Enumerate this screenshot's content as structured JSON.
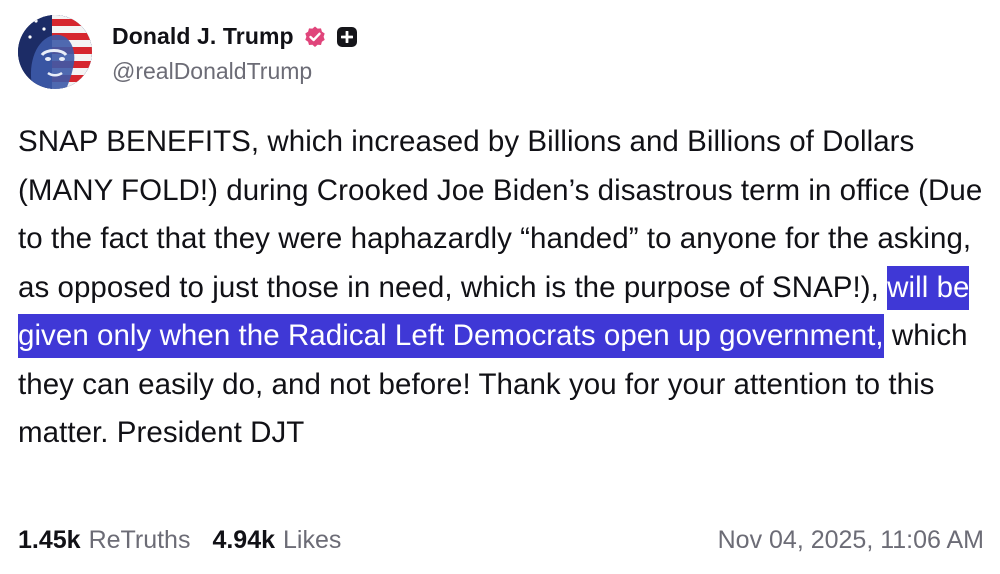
{
  "author": {
    "display_name": "Donald J. Trump",
    "handle": "@realDonaldTrump",
    "avatar_icon": "flag-portrait-avatar",
    "verified_icon": "verified-badge-icon",
    "verified_color": "#e0457b",
    "plus_icon": "plus-badge-icon"
  },
  "post": {
    "text_before": "SNAP BENEFITS, which increased by Billions and Billions of Dollars (MANY FOLD!) during Crooked Joe Biden’s disastrous term in office (Due to the fact that they were haphazardly “handed” to anyone for the asking, as opposed to just those in need, which is the purpose of SNAP!), ",
    "highlighted": "will be given only when the Radical Left Democrats open up government,",
    "text_after": " which they can easily do, and not before! Thank you for your attention to this matter. President DJT",
    "highlight_color": "#3f38d6"
  },
  "stats": {
    "retruths_count": "1.45k",
    "retruths_label": "ReTruths",
    "likes_count": "4.94k",
    "likes_label": "Likes"
  },
  "timestamp": "Nov 04, 2025, 11:06 AM"
}
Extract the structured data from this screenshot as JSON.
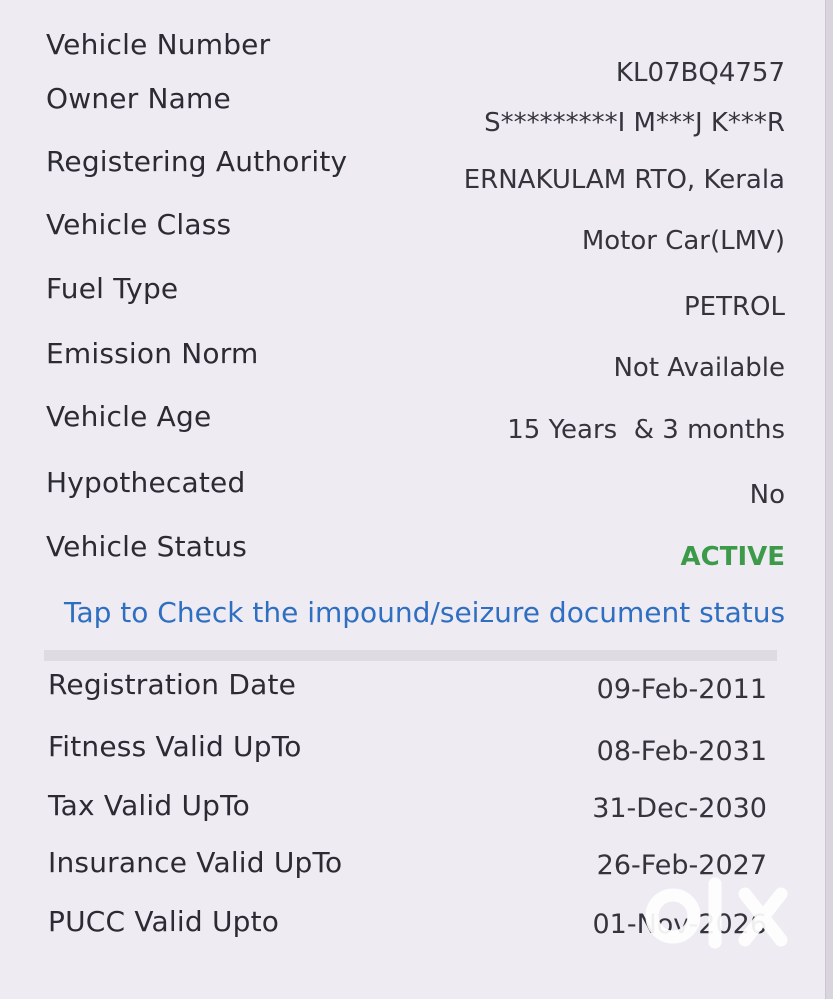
{
  "details": [
    {
      "label": "Vehicle Number",
      "value": "KL07BQ4757"
    },
    {
      "label": "Owner Name",
      "value": "S*********I M***J K***R"
    },
    {
      "label": "Registering Authority",
      "value": "ERNAKULAM RTO, Kerala"
    },
    {
      "label": "Vehicle Class",
      "value": "Motor Car(LMV)"
    },
    {
      "label": "Fuel Type",
      "value": "PETROL"
    },
    {
      "label": "Emission Norm",
      "value": "Not Available"
    },
    {
      "label": "Vehicle Age",
      "value": "15 Years  & 3 months"
    },
    {
      "label": "Hypothecated",
      "value": "No"
    },
    {
      "label": "Vehicle Status",
      "value": "ACTIVE"
    }
  ],
  "link_text": "Tap to Check the impound/seizure document status",
  "validity": [
    {
      "label": "Registration Date",
      "value": "09-Feb-2011"
    },
    {
      "label": "Fitness Valid UpTo",
      "value": "08-Feb-2031"
    },
    {
      "label": "Tax Valid UpTo",
      "value": "31-Dec-2030"
    },
    {
      "label": "Insurance Valid UpTo",
      "value": "26-Feb-2027"
    },
    {
      "label": "PUCC Valid Upto",
      "value": "01-Nov-2026"
    }
  ],
  "watermark": "OLX",
  "colors": {
    "status_active": "#3c9a49",
    "link": "#2e6fc1"
  }
}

__WHAT IS EXPECTED__
Copy the material shown above in full and exactly. Skip the pictures.

__EXERCISE ANSWER__
Enumerate this screenshot's content as structured JSON.
{
  "author": {
    "display_name": "Donald J. Trump",
    "handle": "@realDonaldTrump",
    "avatar_icon": "flag-portrait-avatar",
    "verified_icon": "verified-badge-icon",
    "verified_color": "#e0457b",
    "plus_icon": "plus-badge-icon"
  },
  "post": {
    "text_before": "SNAP BENEFITS, which increased by Billions and Billions of Dollars (MANY FOLD!) during Crooked Joe Biden’s disastrous term in office (Due to the fact that they were haphazardly “handed” to anyone for the asking, as opposed to just those in need, which is the purpose of SNAP!), ",
    "highlighted": "will be given only when the Radical Left Democrats open up government,",
    "text_after": " which they can easily do, and not before! Thank you for your attention to this matter. President DJT",
    "highlight_color": "#3f38d6"
  },
  "stats": {
    "retruths_count": "1.45k",
    "retruths_label": "ReTruths",
    "likes_count": "4.94k",
    "likes_label": "Likes"
  },
  "timestamp": "Nov 04, 2025, 11:06 AM"
}
Extract the structured data from this screenshot as JSON.
{
  "details": [
    {
      "label": "Vehicle Number",
      "value": "KL07BQ4757"
    },
    {
      "label": "Owner Name",
      "value": "S*********I M***J K***R"
    },
    {
      "label": "Registering Authority",
      "value": "ERNAKULAM RTO, Kerala"
    },
    {
      "label": "Vehicle Class",
      "value": "Motor Car(LMV)"
    },
    {
      "label": "Fuel Type",
      "value": "PETROL"
    },
    {
      "label": "Emission Norm",
      "value": "Not Available"
    },
    {
      "label": "Vehicle Age",
      "value": "15 Years  & 3 months"
    },
    {
      "label": "Hypothecated",
      "value": "No"
    },
    {
      "label": "Vehicle Status",
      "value": "ACTIVE"
    }
  ],
  "link_text": "Tap to Check the impound/seizure document status",
  "validity": [
    {
      "label": "Registration Date",
      "value": "09-Feb-2011"
    },
    {
      "label": "Fitness Valid UpTo",
      "value": "08-Feb-2031"
    },
    {
      "label": "Tax Valid UpTo",
      "value": "31-Dec-2030"
    },
    {
      "label": "Insurance Valid UpTo",
      "value": "26-Feb-2027"
    },
    {
      "label": "PUCC Valid Upto",
      "value": "01-Nov-2026"
    }
  ],
  "watermark": "OLX",
  "colors": {
    "status_active": "#3c9a49",
    "link": "#2e6fc1"
  }
}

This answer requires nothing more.